# What to work on
The entries that follow should be written out exactly.

Chart and figure data:
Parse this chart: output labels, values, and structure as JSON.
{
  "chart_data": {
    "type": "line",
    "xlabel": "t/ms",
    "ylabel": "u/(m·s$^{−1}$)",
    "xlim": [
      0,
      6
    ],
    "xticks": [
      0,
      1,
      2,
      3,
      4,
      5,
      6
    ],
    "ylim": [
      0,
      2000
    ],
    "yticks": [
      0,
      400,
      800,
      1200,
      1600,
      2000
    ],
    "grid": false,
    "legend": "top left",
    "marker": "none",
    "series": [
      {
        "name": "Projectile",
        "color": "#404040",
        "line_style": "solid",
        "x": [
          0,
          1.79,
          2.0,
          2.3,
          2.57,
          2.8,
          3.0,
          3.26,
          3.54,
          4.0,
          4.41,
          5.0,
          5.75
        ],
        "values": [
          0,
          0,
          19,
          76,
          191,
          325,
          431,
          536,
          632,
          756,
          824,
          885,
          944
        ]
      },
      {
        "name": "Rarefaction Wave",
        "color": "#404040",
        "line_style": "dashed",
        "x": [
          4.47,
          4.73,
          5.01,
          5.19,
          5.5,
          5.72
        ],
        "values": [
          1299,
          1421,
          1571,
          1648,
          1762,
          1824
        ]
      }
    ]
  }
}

# The reply
Parse this chart: output labels, values, and structure as JSON.
{
  "chart_data": {
    "type": "line",
    "xlabel": "t/ms",
    "ylabel": "u/(m·s$^{−1}$)",
    "xlim": [
      0,
      6
    ],
    "xticks": [
      0,
      1,
      2,
      3,
      4,
      5,
      6
    ],
    "ylim": [
      0,
      2000
    ],
    "yticks": [
      0,
      400,
      800,
      1200,
      1600,
      2000
    ],
    "grid": false,
    "legend": "top left",
    "marker": "none",
    "series": [
      {
        "name": "Projectile",
        "color": "#404040",
        "line_style": "solid",
        "x": [
          0,
          1.79,
          2.0,
          2.3,
          2.57,
          2.8,
          3.0,
          3.26,
          3.54,
          4.0,
          4.41,
          5.0,
          5.75
        ],
        "values": [
          0,
          0,
          19,
          76,
          191,
          325,
          431,
          536,
          632,
          756,
          824,
          885,
          944
        ]
      },
      {
        "name": "Rarefaction Wave",
        "color": "#404040",
        "line_style": "dashed",
        "x": [
          4.47,
          4.73,
          5.01,
          5.19,
          5.5,
          5.72
        ],
        "values": [
          1299,
          1421,
          1571,
          1648,
          1762,
          1824
        ]
      }
    ]
  }
}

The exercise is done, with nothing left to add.